▶ **Source material**
+---+

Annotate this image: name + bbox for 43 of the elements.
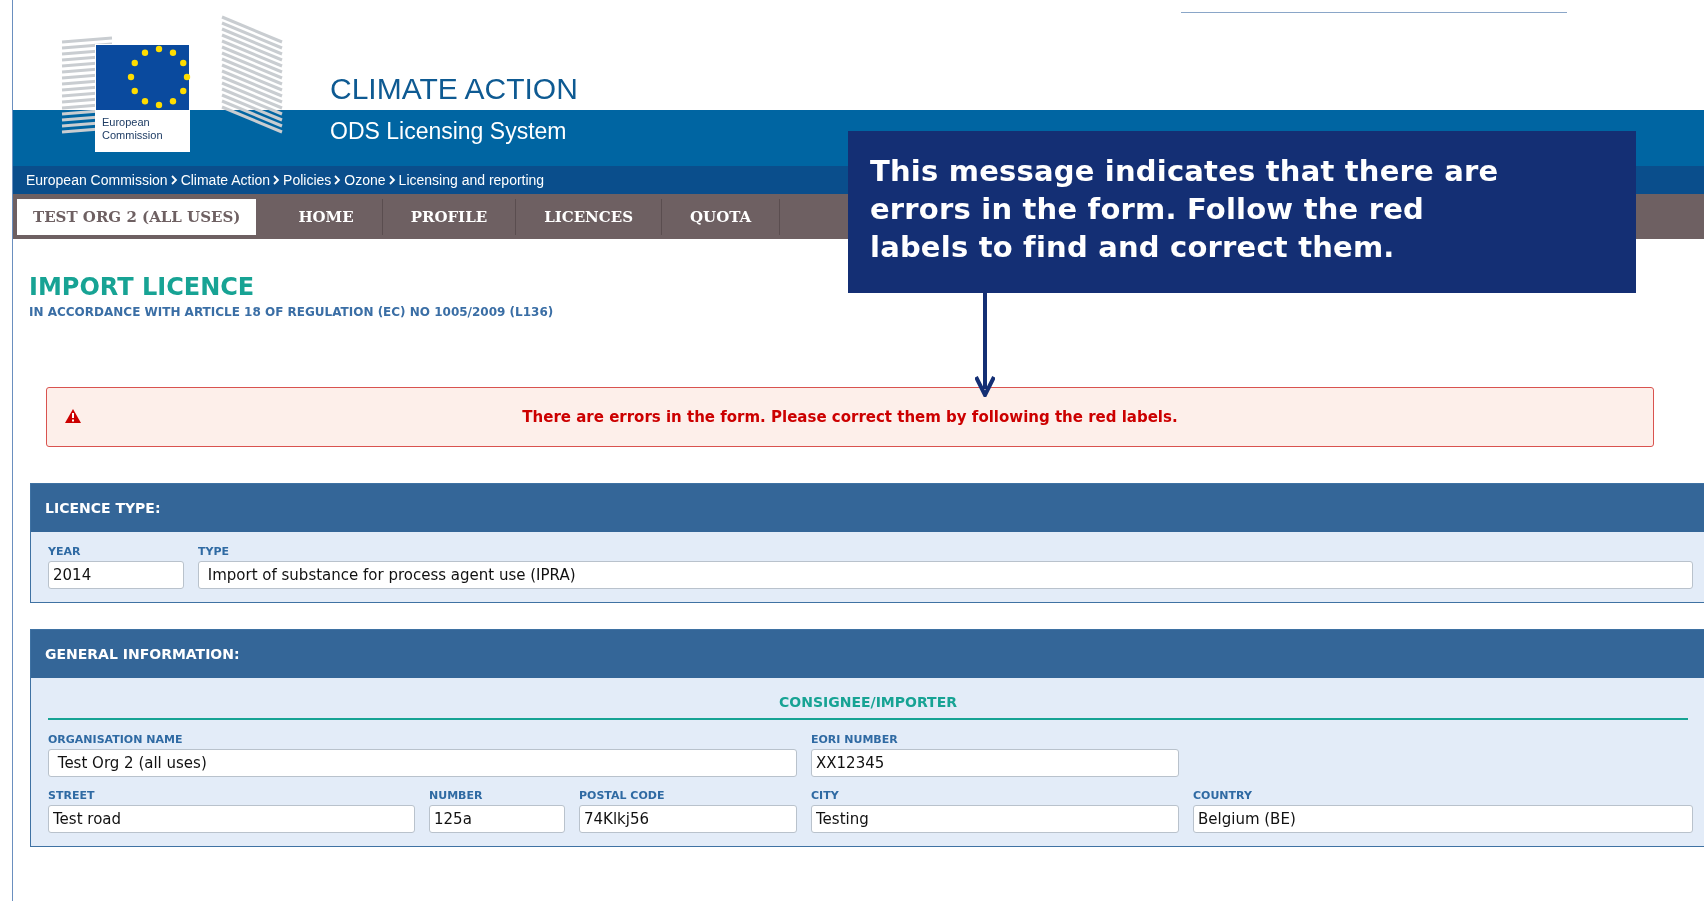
nav-tab[interactable]: QUOTA bbox=[662, 198, 781, 235]
section-header: LICENCE TYPE: bbox=[31, 484, 1704, 532]
page-subtitle: IN ACCORDANCE WITH ARTICLE 18 OF REGULATION (EC) NO 1005/2009 (L136) bbox=[29, 305, 555, 319]
input-field[interactable]: 74Klkj56 bbox=[579, 805, 797, 833]
annotation-callout: This message indicates that there are errors in the form. Follow the red labels to find and correct them. bbox=[848, 131, 1636, 293]
chevron-icon bbox=[388, 175, 396, 185]
chevron-icon bbox=[170, 175, 178, 185]
site-title: CLIMATE ACTION bbox=[330, 72, 578, 106]
input-field[interactable]: 125a bbox=[429, 805, 565, 833]
field-label: YEAR bbox=[48, 545, 82, 558]
nav-tab[interactable]: HOME bbox=[270, 198, 383, 235]
european-commission-logo: European Commission bbox=[52, 12, 296, 152]
input-field[interactable]: Test Org 2 (all uses) bbox=[48, 749, 797, 777]
chevron-icon bbox=[334, 175, 342, 185]
nav-tab[interactable]: PROFILE bbox=[382, 198, 517, 235]
breadcrumb-link[interactable]: Policies bbox=[283, 172, 332, 188]
nav-tab[interactable]: LICENCES bbox=[516, 198, 662, 235]
site-subtitle: ODS Licensing System bbox=[330, 118, 568, 144]
warning-icon bbox=[65, 409, 81, 423]
input-field[interactable]: Testing bbox=[811, 805, 1179, 833]
breadcrumb-link[interactable]: Ozone bbox=[344, 172, 386, 188]
field-label: CITY bbox=[811, 789, 840, 802]
input-field[interactable]: Belgium (BE) bbox=[1193, 805, 1693, 833]
field-label: STREET bbox=[48, 789, 96, 802]
breadcrumb-link[interactable]: European Commission bbox=[26, 172, 168, 188]
error-message: There are errors in the form. Please correct them by following the red labels. bbox=[521, 408, 1179, 426]
field-label: COUNTRY bbox=[1193, 789, 1253, 802]
input-field[interactable]: Import of substance for process agent use (IPRA) bbox=[198, 561, 1693, 589]
field-label: TYPE bbox=[198, 545, 231, 558]
field-label: EORI NUMBER bbox=[811, 733, 899, 746]
input-field[interactable]: Test road bbox=[48, 805, 415, 833]
field-label: NUMBER bbox=[429, 789, 484, 802]
page-title: IMPORT LICENCE bbox=[29, 273, 256, 301]
input-field[interactable]: 2014 bbox=[48, 561, 184, 589]
chevron-icon bbox=[273, 175, 281, 185]
nav-tab[interactable]: TEST ORG 2 (ALL USES) bbox=[17, 198, 257, 235]
breadcrumb-link[interactable]: Licensing and reporting bbox=[398, 172, 545, 188]
breadcrumb-link[interactable]: Climate Action bbox=[180, 172, 271, 188]
section-subheading: CONSIGNEE/IMPORTER bbox=[48, 686, 1688, 720]
field-label: ORGANISATION NAME bbox=[48, 733, 184, 746]
input-field[interactable]: XX12345 bbox=[811, 749, 1179, 777]
section-header: GENERAL INFORMATION: bbox=[31, 630, 1704, 678]
field-label: POSTAL CODE bbox=[579, 789, 666, 802]
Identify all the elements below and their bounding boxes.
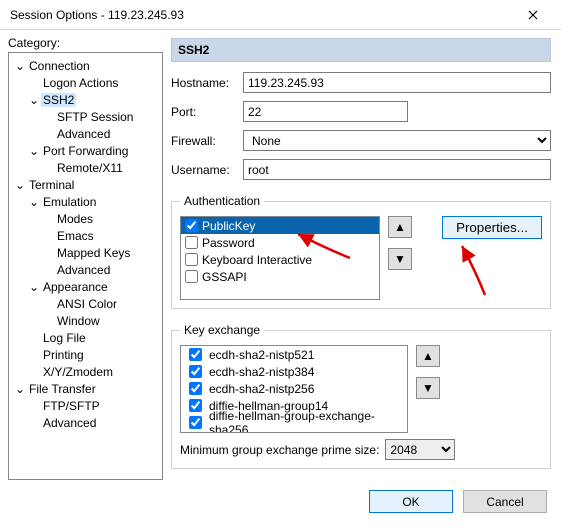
- chevron-down-icon[interactable]: ⌄: [27, 144, 41, 158]
- tree-ftp-sftp[interactable]: FTP/SFTP: [9, 397, 162, 414]
- tree-emulation[interactable]: ⌄Emulation: [9, 193, 162, 210]
- main-area: Category: ⌄Connection Logon Actions ⌄SSH…: [0, 30, 561, 480]
- tree-connection[interactable]: ⌄Connection: [9, 57, 162, 74]
- prime-label: Minimum group exchange prime size:: [180, 443, 379, 457]
- auth-check-gssapi[interactable]: [185, 270, 198, 283]
- prime-select[interactable]: 2048: [385, 439, 455, 460]
- auth-move-down-button[interactable]: ▼: [388, 248, 412, 270]
- auth-check-keyboard[interactable]: [185, 253, 198, 266]
- tree-file-transfer[interactable]: ⌄File Transfer: [9, 380, 162, 397]
- tree-mapped-keys[interactable]: Mapped Keys: [9, 244, 162, 261]
- right-panel: SSH2 Hostname: Port: Firewall: None User…: [169, 36, 553, 480]
- username-row: Username:: [171, 159, 551, 180]
- tree-modes[interactable]: Modes: [9, 210, 162, 227]
- port-row: Port:: [171, 101, 551, 122]
- auth-check-password[interactable]: [185, 236, 198, 249]
- tree-xyzmodem[interactable]: X/Y/Zmodem: [9, 363, 162, 380]
- firewall-select[interactable]: None: [243, 130, 551, 151]
- username-label: Username:: [171, 163, 243, 177]
- firewall-row: Firewall: None: [171, 130, 551, 151]
- auth-updown: ▲ ▼: [388, 216, 412, 270]
- category-column: Category: ⌄Connection Logon Actions ⌄SSH…: [8, 36, 163, 480]
- tree-window[interactable]: Window: [9, 312, 162, 329]
- tree-terminal[interactable]: ⌄Terminal: [9, 176, 162, 193]
- chevron-down-icon[interactable]: ⌄: [27, 93, 41, 107]
- chevron-down-icon[interactable]: ⌄: [13, 382, 27, 396]
- close-button[interactable]: [513, 1, 553, 29]
- up-icon: ▲: [422, 349, 434, 363]
- kex-item[interactable]: ecdh-sha2-nistp521: [181, 346, 407, 363]
- port-label: Port:: [171, 105, 243, 119]
- auth-item-password[interactable]: Password: [181, 234, 379, 251]
- tree-printing[interactable]: Printing: [9, 346, 162, 363]
- titlebar: Session Options - 119.23.245.93: [0, 0, 561, 30]
- hostname-row: Hostname:: [171, 72, 551, 93]
- chevron-down-icon[interactable]: ⌄: [13, 59, 27, 73]
- kex-check[interactable]: [189, 399, 202, 412]
- kex-legend: Key exchange: [180, 323, 264, 337]
- down-icon: ▼: [394, 252, 406, 266]
- properties-button[interactable]: Properties...: [442, 216, 542, 239]
- kex-fieldset: Key exchange ecdh-sha2-nistp521 ecdh-sha…: [171, 323, 551, 469]
- tree-port-forwarding[interactable]: ⌄Port Forwarding: [9, 142, 162, 159]
- tree-ansi-color[interactable]: ANSI Color: [9, 295, 162, 312]
- tree-ssh2-advanced[interactable]: Advanced: [9, 125, 162, 142]
- panel-heading: SSH2: [171, 38, 551, 62]
- auth-check-publickey[interactable]: [185, 219, 198, 232]
- ok-button[interactable]: OK: [369, 490, 453, 513]
- kex-move-up-button[interactable]: ▲: [416, 345, 440, 367]
- kex-updown: ▲ ▼: [416, 345, 440, 399]
- tree-emacs[interactable]: Emacs: [9, 227, 162, 244]
- tree-ft-advanced[interactable]: Advanced: [9, 414, 162, 431]
- auth-fieldset: Authentication PublicKey Password Keyboa…: [171, 194, 551, 309]
- auth-item-publickey[interactable]: PublicKey: [181, 217, 379, 234]
- port-input[interactable]: [243, 101, 408, 122]
- tree-sftp-session[interactable]: SFTP Session: [9, 108, 162, 125]
- kex-check[interactable]: [189, 365, 202, 378]
- username-input[interactable]: [243, 159, 551, 180]
- dialog-buttons: OK Cancel: [0, 480, 561, 513]
- auth-move-up-button[interactable]: ▲: [388, 216, 412, 238]
- auth-item-keyboard[interactable]: Keyboard Interactive: [181, 251, 379, 268]
- chevron-down-icon[interactable]: ⌄: [13, 178, 27, 192]
- window-title: Session Options - 119.23.245.93: [10, 8, 513, 22]
- firewall-label: Firewall:: [171, 134, 243, 148]
- tree-remote-x11[interactable]: Remote/X11: [9, 159, 162, 176]
- auth-item-gssapi[interactable]: GSSAPI: [181, 268, 379, 285]
- tree-emu-advanced[interactable]: Advanced: [9, 261, 162, 278]
- cancel-button[interactable]: Cancel: [463, 490, 547, 513]
- auth-legend: Authentication: [180, 194, 264, 208]
- hostname-label: Hostname:: [171, 76, 243, 90]
- prime-row: Minimum group exchange prime size: 2048: [180, 439, 542, 460]
- kex-listbox[interactable]: ecdh-sha2-nistp521 ecdh-sha2-nistp384 ec…: [180, 345, 408, 433]
- kex-item[interactable]: ecdh-sha2-nistp384: [181, 363, 407, 380]
- category-label: Category:: [8, 36, 163, 50]
- kex-item[interactable]: ecdh-sha2-nistp256: [181, 380, 407, 397]
- tree-ssh2[interactable]: ⌄SSH2: [9, 91, 162, 108]
- kex-check[interactable]: [189, 348, 202, 361]
- category-tree[interactable]: ⌄Connection Logon Actions ⌄SSH2 SFTP Ses…: [8, 52, 163, 480]
- kex-check[interactable]: [189, 382, 202, 395]
- up-icon: ▲: [394, 220, 406, 234]
- tree-log-file[interactable]: Log File: [9, 329, 162, 346]
- kex-move-down-button[interactable]: ▼: [416, 377, 440, 399]
- down-icon: ▼: [422, 381, 434, 395]
- chevron-down-icon[interactable]: ⌄: [27, 195, 41, 209]
- tree-logon-actions[interactable]: Logon Actions: [9, 74, 162, 91]
- kex-item[interactable]: diffie-hellman-group-exchange-sha256: [181, 414, 407, 431]
- tree-appearance[interactable]: ⌄Appearance: [9, 278, 162, 295]
- hostname-input[interactable]: [243, 72, 551, 93]
- kex-check[interactable]: [189, 416, 202, 429]
- chevron-down-icon[interactable]: ⌄: [27, 280, 41, 294]
- auth-listbox[interactable]: PublicKey Password Keyboard Interactive …: [180, 216, 380, 300]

+---+

▶ **Exercise details**
Copy the lines of the listing verbatim, from the line containing "nav-tab[interactable]: QUOTA bbox=[662, 198, 781, 235]" through the line containing "page-subtitle: IN ACCORDANCE", both included.

▶ **Result for this exercise**
nav-tab[interactable]: QUOTA bbox=[662, 198, 781, 235]
section-header: LICENCE TYPE: bbox=[31, 484, 1704, 532]
page-subtitle: IN ACCORDANCE WITH ARTICLE 18 OF REGULATION (EC) NO 1005/2009 (L136) bbox=[29, 305, 555, 319]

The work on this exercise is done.